--- Start Supplied information ---
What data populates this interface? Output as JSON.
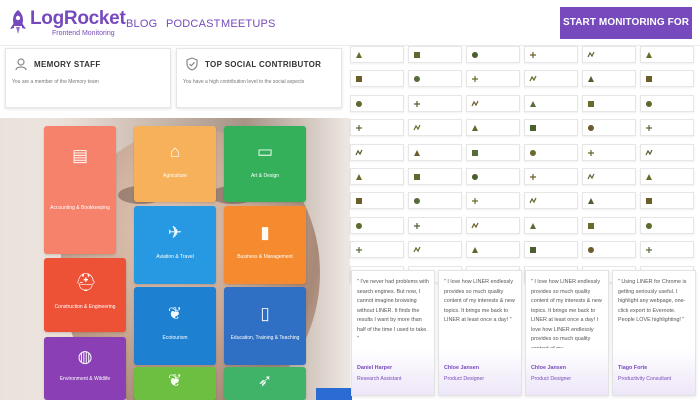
{
  "brand": {
    "name": "LogRocket",
    "tagline": "Frontend Monitoring",
    "color": "#764abc"
  },
  "nav": [
    {
      "label": "BLOG"
    },
    {
      "label": "PODCAST"
    },
    {
      "label": "MEETUPS"
    }
  ],
  "cta_label": "START MONITORING FOR FREE",
  "badges": [
    {
      "icon": "person-icon",
      "title": "MEMORY STAFF",
      "desc": "You are a member of the Memory team"
    },
    {
      "icon": "shield-icon",
      "title": "TOP SOCIAL CONTRIBUTOR",
      "desc": "You have a high contribution level to the social aspects"
    }
  ],
  "categories": [
    {
      "label": "Accounting & Bookkeeping",
      "icon": "ledger-icon",
      "color": "#f7826c"
    },
    {
      "label": "Agriculture",
      "icon": "silo-icon",
      "color": "#f6b15a"
    },
    {
      "label": "Art & Design",
      "icon": "monitor-icon",
      "color": "#34b05b"
    },
    {
      "label": "Aviation & Travel",
      "icon": "plane-icon",
      "color": "#2799e2"
    },
    {
      "label": "Business & Management",
      "icon": "chart-icon",
      "color": "#f58a2e"
    },
    {
      "label": "Construction & Engineering",
      "icon": "helmet-icon",
      "color": "#ee5236"
    },
    {
      "label": "Ecotourism",
      "icon": "leaf-icon",
      "color": "#1d80d1"
    },
    {
      "label": "Education, Training & Teaching",
      "icon": "tablet-icon",
      "color": "#2f70c4"
    },
    {
      "label": "Environment & Wildlife",
      "icon": "globe-icon",
      "color": "#8a3fb5"
    },
    {
      "label": "",
      "icon": "leaf-icon",
      "color": "#6dbf41"
    },
    {
      "label": "",
      "icon": "runner-icon",
      "color": "#40b368"
    }
  ],
  "grid": [
    [
      "",
      "",
      "",
      "",
      "",
      ""
    ],
    [
      "",
      "",
      "",
      "",
      "",
      ""
    ],
    [
      "",
      "",
      "",
      "",
      "",
      ""
    ],
    [
      "",
      "",
      "",
      "",
      "",
      ""
    ],
    [
      "",
      "",
      "",
      "",
      "",
      ""
    ],
    [
      "",
      "",
      "",
      "",
      "",
      ""
    ],
    [
      "",
      "",
      "",
      "",
      "",
      ""
    ],
    [
      "",
      "",
      "",
      "",
      "",
      ""
    ],
    [
      "",
      "",
      "",
      "",
      "",
      ""
    ],
    [
      "",
      "",
      "",
      "",
      "",
      ""
    ]
  ],
  "testimonials": [
    {
      "quote": "\" I've never had problems with search engines. But now, I cannot imagine browsing without LINER. It finds the results I want by more than half of the time I used to take. \"",
      "name": "Daniel Harper",
      "role": "Research Assistant"
    },
    {
      "quote": "\" I love how LINER endlessly provides so much quality content of my interests & new topics. It brings me back to LINER at least once a day! \"",
      "name": "Chloe Jansen",
      "role": "Product Designer"
    },
    {
      "quote": "\" I love how LINER endlessly provides so much quality content of my interests & new topics. It brings me back to LINER at least once a day! I love how LINER endlessly provides so much quality content of my",
      "name": "Chloe Jansen",
      "role": "Product Designer"
    },
    {
      "quote": "\" Using LINER for Chrome is getting seriously useful. I highlight any webpage, one-click export to Evernote. People LOVE highlighting! \"",
      "name": "Tiago Forte",
      "role": "Productivity Consultant"
    }
  ],
  "tiny_button": ""
}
--- End Supplied information ---
● Required work: Check each line of the entries for the string "title". Copy the lines that have it.

● Response to the exercise:
      "title": "MEMORY STAFF",
      "title": "TOP SOCIAL CONTRIBUTOR",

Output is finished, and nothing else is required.